:: Working data ::
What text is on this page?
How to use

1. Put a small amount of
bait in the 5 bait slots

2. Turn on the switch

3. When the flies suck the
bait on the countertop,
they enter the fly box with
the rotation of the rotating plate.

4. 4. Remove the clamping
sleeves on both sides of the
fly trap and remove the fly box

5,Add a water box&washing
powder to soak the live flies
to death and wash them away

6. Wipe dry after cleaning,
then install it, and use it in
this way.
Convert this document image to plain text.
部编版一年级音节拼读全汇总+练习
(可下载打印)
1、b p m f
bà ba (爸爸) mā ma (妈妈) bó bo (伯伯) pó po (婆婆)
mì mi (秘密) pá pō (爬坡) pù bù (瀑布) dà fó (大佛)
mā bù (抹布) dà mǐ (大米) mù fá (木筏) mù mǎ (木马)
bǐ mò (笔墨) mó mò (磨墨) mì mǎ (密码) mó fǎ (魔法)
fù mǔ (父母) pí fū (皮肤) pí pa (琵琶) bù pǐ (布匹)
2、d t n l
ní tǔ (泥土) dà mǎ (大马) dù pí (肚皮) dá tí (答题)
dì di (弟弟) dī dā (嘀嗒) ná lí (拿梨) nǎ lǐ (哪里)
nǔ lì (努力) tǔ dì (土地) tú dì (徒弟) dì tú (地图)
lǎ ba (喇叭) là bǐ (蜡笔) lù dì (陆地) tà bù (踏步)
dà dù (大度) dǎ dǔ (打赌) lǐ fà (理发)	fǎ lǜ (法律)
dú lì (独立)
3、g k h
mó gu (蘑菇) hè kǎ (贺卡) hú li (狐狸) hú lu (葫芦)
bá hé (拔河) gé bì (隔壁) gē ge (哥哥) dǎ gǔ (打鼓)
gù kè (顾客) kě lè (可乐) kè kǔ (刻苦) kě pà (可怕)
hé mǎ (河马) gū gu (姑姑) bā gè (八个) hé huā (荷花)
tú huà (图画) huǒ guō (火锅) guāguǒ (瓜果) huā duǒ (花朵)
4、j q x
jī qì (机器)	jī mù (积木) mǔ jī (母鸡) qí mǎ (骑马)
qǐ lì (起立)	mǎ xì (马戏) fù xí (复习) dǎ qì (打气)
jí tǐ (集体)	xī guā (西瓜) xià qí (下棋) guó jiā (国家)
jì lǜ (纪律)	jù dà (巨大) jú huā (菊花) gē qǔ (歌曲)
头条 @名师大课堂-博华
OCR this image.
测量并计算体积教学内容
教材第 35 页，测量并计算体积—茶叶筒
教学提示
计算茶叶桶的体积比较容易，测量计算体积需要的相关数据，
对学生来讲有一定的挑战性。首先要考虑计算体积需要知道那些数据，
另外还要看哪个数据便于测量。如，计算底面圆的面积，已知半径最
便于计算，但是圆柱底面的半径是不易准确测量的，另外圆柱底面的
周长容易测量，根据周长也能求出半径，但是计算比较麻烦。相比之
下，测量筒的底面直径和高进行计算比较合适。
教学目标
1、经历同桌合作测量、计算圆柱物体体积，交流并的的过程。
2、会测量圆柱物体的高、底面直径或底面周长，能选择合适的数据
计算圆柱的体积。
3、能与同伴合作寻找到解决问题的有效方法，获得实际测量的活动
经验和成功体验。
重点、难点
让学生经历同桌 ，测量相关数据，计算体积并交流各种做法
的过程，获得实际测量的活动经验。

:: Description of the task ::
Beginning with the line that contains "OCR this image.", quote each line exactly through the last line of the entries above, and nothing beyond them.

:: Correct output ::
OCR this image.
测量并计算体积教学内容
教材第 35 页，测量并计算体积—茶叶筒
教学提示
计算茶叶桶的体积比较容易，测量计算体积需要的相关数据，
对学生来讲有一定的挑战性。首先要考虑计算体积需要知道那些数据，
另外还要看哪个数据便于测量。如，计算底面圆的面积，已知半径最
便于计算，但是圆柱底面的半径是不易准确测量的，另外圆柱底面的
周长容易测量，根据周长也能求出半径，但是计算比较麻烦。相比之
下，测量筒的底面直径和高进行计算比较合适。
教学目标
1、经历同桌合作测量、计算圆柱物体体积，交流并的的过程。
2、会测量圆柱物体的高、底面直径或底面周长，能选择合适的数据
计算圆柱的体积。
3、能与同伴合作寻找到解决问题的有效方法，获得实际测量的活动
经验和成功体验。
重点、难点
让学生经历同桌 ，测量相关数据，计算体积并交流各种做法
的过程，获得实际测量的活动经验。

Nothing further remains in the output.